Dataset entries
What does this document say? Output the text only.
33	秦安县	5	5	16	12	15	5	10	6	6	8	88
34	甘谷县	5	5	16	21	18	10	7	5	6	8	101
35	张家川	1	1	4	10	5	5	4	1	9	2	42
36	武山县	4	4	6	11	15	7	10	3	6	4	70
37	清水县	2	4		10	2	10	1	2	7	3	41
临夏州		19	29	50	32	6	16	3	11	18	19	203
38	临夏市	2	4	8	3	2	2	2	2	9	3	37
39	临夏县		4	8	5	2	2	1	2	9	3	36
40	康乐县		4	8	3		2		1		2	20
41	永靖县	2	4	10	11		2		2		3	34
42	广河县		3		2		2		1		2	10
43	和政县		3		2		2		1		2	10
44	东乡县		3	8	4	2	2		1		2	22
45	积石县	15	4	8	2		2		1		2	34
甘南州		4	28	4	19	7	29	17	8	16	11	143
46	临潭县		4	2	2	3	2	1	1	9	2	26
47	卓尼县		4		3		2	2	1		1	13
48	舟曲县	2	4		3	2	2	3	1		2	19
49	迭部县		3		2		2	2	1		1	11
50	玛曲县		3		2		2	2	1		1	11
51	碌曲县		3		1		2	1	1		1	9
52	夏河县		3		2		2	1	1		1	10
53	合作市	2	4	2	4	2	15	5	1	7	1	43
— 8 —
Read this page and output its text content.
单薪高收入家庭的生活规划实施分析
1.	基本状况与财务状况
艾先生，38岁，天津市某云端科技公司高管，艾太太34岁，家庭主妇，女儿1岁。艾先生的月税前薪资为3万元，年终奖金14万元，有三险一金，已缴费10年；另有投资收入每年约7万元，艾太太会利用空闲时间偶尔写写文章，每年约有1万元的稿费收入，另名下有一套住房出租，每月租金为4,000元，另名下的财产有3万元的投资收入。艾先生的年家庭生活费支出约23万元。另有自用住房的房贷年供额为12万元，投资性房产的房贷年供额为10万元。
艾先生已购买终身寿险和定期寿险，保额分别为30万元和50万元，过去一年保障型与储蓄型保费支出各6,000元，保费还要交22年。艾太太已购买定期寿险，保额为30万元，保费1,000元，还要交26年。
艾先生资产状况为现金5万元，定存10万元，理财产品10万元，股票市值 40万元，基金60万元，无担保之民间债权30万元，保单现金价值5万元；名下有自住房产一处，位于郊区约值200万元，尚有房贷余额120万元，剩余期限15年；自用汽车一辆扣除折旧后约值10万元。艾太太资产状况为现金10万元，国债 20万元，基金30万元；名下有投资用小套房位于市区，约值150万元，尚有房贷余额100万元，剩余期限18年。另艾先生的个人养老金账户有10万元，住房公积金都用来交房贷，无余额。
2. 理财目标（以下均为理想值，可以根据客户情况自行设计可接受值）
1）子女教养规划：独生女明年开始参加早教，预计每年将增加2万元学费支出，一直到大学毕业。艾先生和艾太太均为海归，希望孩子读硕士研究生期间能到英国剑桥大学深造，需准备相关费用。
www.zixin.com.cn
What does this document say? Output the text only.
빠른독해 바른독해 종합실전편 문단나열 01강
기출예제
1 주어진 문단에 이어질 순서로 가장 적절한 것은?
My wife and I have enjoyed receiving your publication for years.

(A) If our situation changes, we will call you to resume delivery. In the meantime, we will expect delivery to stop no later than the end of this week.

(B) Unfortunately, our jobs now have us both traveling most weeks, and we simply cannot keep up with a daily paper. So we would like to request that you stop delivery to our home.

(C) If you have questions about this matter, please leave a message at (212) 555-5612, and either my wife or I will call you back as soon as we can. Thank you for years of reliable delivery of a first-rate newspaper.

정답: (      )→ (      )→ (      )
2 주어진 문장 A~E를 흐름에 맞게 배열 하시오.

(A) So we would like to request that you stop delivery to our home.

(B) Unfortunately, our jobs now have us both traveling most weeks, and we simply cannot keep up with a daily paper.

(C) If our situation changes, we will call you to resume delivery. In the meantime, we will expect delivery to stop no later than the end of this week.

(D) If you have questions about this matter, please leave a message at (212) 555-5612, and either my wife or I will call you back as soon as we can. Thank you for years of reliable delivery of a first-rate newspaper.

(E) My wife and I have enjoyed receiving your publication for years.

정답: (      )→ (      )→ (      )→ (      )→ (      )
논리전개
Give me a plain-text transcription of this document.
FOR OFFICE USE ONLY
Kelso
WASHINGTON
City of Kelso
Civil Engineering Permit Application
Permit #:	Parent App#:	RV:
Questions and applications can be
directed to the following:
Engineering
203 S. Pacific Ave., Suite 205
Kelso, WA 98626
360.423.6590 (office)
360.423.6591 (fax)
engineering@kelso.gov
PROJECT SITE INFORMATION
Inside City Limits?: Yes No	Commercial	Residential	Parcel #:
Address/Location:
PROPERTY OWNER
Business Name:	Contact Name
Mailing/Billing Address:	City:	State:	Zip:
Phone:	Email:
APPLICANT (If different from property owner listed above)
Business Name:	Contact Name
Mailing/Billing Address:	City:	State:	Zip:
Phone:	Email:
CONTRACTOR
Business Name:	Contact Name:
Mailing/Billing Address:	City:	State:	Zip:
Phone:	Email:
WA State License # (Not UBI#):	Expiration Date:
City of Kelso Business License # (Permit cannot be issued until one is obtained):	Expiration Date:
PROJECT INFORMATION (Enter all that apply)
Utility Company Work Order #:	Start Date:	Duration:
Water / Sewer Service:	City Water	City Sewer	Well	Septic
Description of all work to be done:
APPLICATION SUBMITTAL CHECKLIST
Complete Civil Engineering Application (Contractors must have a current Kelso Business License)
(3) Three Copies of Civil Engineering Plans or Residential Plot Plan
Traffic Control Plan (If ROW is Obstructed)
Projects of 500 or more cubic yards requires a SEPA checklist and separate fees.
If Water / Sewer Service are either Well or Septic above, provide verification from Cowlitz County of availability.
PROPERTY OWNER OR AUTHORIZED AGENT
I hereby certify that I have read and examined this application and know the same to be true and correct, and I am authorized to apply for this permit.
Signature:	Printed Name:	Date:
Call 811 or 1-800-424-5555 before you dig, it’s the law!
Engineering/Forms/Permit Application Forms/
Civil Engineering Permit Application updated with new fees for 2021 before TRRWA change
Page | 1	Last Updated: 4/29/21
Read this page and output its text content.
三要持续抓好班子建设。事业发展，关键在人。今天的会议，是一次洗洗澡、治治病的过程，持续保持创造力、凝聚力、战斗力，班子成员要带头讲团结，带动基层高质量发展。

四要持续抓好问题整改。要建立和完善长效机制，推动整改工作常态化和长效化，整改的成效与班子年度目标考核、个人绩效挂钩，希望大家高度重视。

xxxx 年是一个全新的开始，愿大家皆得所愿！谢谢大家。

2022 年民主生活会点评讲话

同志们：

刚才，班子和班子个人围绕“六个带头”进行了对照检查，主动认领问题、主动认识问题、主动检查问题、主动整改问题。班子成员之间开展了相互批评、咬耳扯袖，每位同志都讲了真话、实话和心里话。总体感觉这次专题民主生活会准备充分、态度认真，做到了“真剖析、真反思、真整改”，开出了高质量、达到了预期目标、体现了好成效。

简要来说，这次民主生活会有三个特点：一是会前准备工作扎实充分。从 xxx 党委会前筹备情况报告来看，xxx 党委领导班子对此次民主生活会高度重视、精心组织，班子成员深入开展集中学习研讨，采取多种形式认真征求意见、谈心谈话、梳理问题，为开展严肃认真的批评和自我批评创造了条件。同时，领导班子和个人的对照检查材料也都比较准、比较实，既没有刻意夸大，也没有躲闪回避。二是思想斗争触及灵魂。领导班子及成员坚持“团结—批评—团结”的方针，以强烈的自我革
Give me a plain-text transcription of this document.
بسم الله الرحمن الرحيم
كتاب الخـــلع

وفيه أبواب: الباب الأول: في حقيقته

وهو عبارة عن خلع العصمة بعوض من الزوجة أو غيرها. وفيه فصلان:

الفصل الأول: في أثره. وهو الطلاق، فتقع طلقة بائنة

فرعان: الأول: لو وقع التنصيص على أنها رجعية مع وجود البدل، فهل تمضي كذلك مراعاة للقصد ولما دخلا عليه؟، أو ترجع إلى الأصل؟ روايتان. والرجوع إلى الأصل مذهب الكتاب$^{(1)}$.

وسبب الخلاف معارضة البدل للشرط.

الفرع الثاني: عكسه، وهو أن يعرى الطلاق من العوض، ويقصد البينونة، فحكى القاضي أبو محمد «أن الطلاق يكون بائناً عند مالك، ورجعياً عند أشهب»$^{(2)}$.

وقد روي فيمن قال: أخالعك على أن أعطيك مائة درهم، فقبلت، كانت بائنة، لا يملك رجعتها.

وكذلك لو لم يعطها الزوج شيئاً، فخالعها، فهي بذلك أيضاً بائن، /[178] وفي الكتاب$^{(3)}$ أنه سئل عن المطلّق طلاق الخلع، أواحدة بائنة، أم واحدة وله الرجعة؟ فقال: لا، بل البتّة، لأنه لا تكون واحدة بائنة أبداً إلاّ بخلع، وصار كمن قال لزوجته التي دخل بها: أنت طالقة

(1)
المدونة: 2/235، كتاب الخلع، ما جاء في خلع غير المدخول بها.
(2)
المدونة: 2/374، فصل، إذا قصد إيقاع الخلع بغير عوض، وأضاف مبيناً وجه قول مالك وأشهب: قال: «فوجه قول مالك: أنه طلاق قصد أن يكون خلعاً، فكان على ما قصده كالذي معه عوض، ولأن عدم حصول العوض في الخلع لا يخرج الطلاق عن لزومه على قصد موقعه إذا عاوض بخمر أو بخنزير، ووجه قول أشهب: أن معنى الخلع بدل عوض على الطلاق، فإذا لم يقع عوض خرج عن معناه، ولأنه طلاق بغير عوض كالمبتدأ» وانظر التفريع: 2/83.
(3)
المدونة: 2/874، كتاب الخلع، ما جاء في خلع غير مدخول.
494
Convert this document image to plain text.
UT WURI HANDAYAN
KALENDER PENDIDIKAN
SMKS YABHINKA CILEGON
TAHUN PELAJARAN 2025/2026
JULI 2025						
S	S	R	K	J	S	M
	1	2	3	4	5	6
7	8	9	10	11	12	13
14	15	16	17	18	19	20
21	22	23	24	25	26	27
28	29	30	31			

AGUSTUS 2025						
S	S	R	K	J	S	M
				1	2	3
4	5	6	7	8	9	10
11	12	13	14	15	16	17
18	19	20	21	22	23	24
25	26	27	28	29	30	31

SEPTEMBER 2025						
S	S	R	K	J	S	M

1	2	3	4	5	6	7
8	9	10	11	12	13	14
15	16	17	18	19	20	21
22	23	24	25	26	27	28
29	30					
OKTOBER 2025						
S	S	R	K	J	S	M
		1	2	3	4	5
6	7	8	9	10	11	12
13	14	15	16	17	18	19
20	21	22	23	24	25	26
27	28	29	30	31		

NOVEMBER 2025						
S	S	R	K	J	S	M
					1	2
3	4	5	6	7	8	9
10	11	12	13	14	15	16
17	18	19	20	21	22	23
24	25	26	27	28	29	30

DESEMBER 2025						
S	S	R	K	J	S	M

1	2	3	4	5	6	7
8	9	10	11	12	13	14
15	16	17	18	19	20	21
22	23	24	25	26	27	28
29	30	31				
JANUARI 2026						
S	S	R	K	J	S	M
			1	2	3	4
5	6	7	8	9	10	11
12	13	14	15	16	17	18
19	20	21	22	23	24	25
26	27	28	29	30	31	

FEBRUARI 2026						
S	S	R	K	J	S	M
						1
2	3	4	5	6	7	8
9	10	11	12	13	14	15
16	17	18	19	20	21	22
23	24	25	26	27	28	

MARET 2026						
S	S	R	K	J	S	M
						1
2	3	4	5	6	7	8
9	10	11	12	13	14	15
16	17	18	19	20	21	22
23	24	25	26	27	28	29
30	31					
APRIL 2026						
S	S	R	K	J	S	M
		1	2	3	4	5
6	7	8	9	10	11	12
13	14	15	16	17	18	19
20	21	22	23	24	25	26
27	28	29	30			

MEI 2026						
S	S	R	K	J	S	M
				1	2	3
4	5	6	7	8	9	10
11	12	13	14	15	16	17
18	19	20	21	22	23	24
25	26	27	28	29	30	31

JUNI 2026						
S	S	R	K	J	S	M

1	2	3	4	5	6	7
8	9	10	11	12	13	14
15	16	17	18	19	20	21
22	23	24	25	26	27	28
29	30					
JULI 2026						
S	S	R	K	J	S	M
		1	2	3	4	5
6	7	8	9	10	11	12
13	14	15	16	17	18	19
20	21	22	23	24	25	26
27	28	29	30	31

# What to do:
Scan the material above. Copy each line that holds the word "publication".

# The result:
My wife and I have enjoyed receiving your publication for years.
(E) My wife and I have enjoyed receiving your publication for years.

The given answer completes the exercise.